• **WHAT YOU WILL DO**
Determine how many lines of the data below contain "года", then give only that number.
◆ ◆ ◆ ◆ ◆ ◆ ◆
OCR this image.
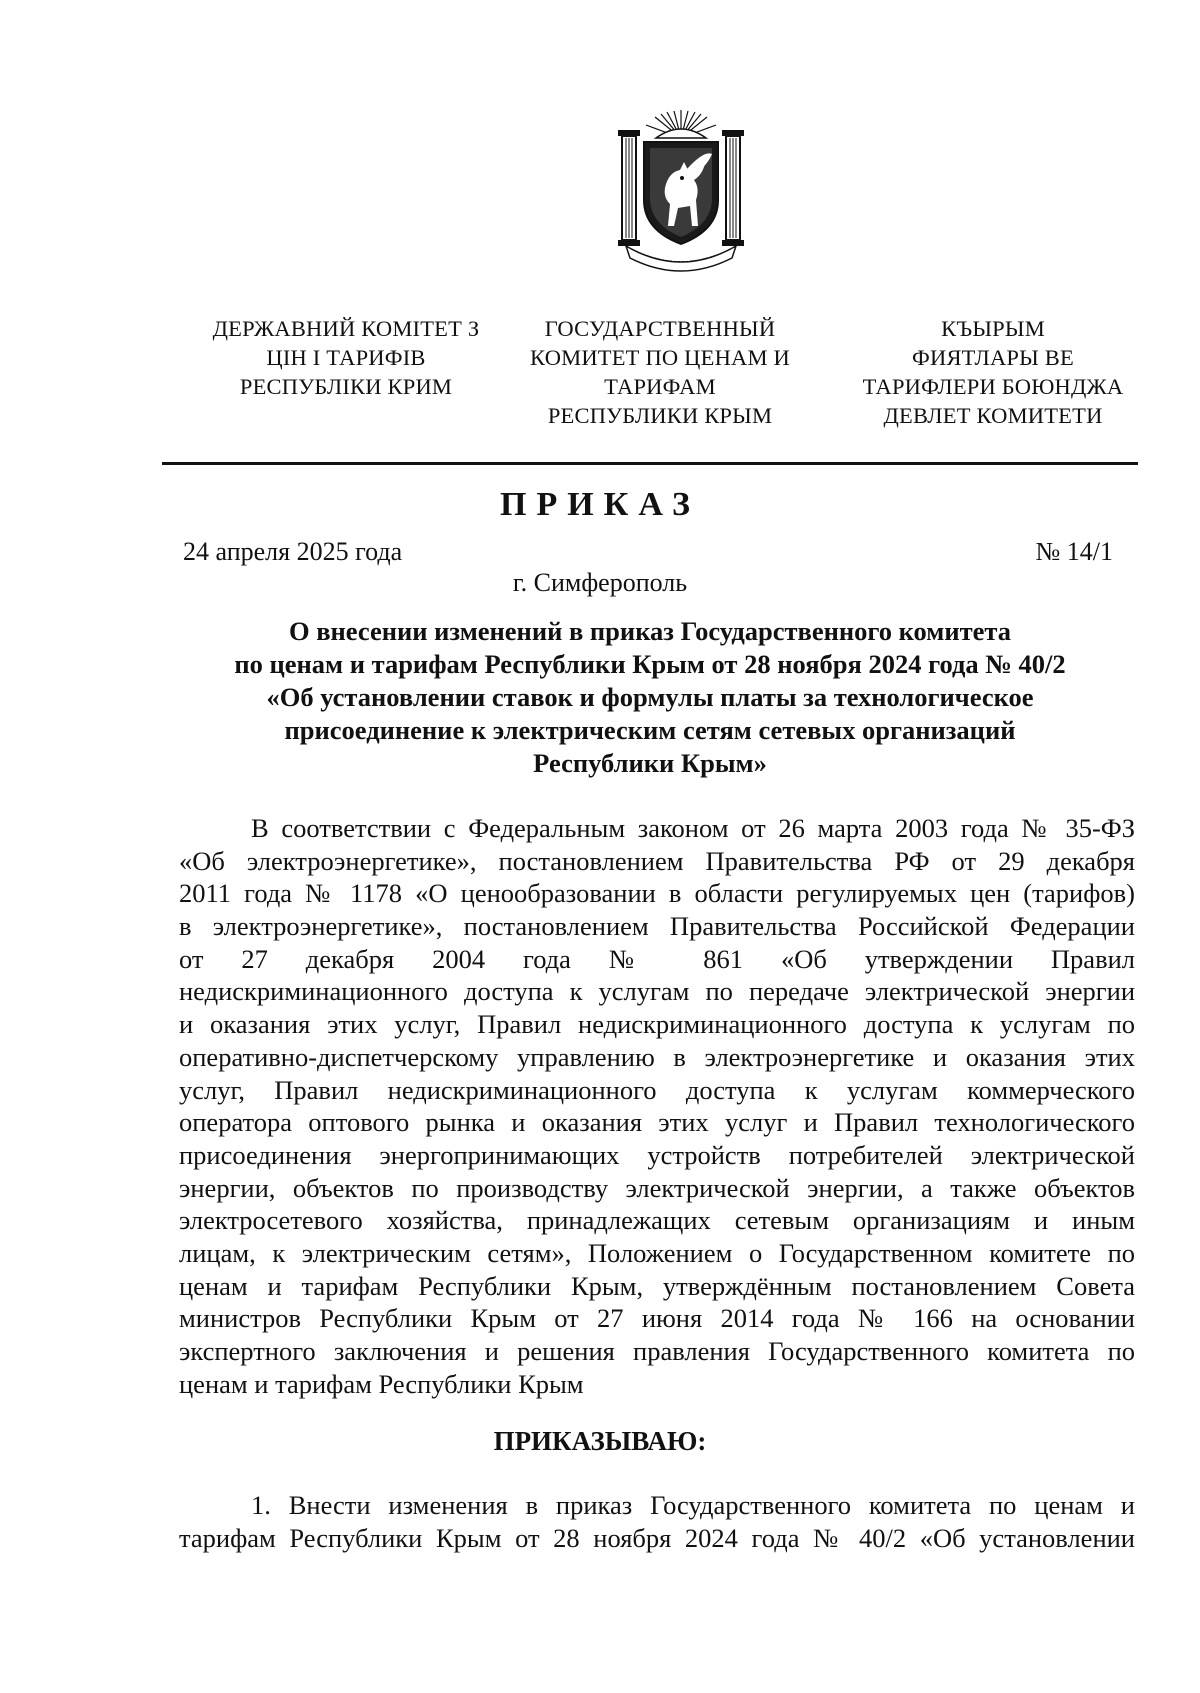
ДЕРЖАВНИЙ КОМІТЕТ З
ЦІН І ТАРИФІВ
РЕСПУБЛІКИ КРИМ
ГОСУДАРСТВЕННЫЙ
КОМИТЕТ ПО ЦЕНАМ И
ТАРИФАМ
РЕСПУБЛИКИ КРЫМ
КЪЫРЫМ
ФИЯТЛАРЫ ВЕ
ТАРИФЛЕРИ БОЮНДЖА
ДЕВЛЕТ КОМИТЕТИ
ПРИКАЗ
24 апреля 2025 года	№ 14/1
г. Симферополь
О внесении изменений в приказ Государственного комитета
по ценам и тарифам Республики Крым от 28 ноября 2024 года № 40/2
«Об установлении ставок и формулы платы за технологическое
присоединение к электрическим сетям сетевых организаций
Республики Крым»
В соответствии с Федеральным законом от 26 марта 2003 года № 35-ФЗ
«Об электроэнергетике», постановлением Правительства РФ от 29 декабря
2011 года № 1178 «О ценообразовании в области регулируемых цен (тарифов)
в электроэнергетике», постановлением Правительства Российской Федерации
от 27 декабря 2004 года № 861 «Об утверждении Правил
недискриминационного доступа к услугам по передаче электрической энергии
и оказания этих услуг, Правил недискриминационного доступа к услугам по
оперативно-диспетчерскому управлению в электроэнергетике и оказания этих
услуг, Правил недискриминационного доступа к услугам коммерческого
оператора оптового рынка и оказания этих услуг и Правил технологического
присоединения энергопринимающих устройств потребителей электрической
энергии, объектов по производству электрической энергии, а также объектов
электросетевого хозяйства, принадлежащих сетевым организациям и иным
лицам, к электрическим сетям», Положением о Государственном комитете по
ценам и тарифам Республики Крым, утверждённым постановлением Совета
министров Республики Крым от 27 июня 2014 года № 166 на основании
экспертного заключения и решения правления Государственного комитета по
ценам и тарифам Республики Крым
ПРИКАЗЫВАЮ:
1. Внести изменения в приказ Государственного комитета по ценам и
тарифам Республики Крым от 28 ноября 2024 года № 40/2 «Об установлении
◆ ◆ ◆ ◆ ◆ ◆ ◆
• **EXPECTED ANSWER**
7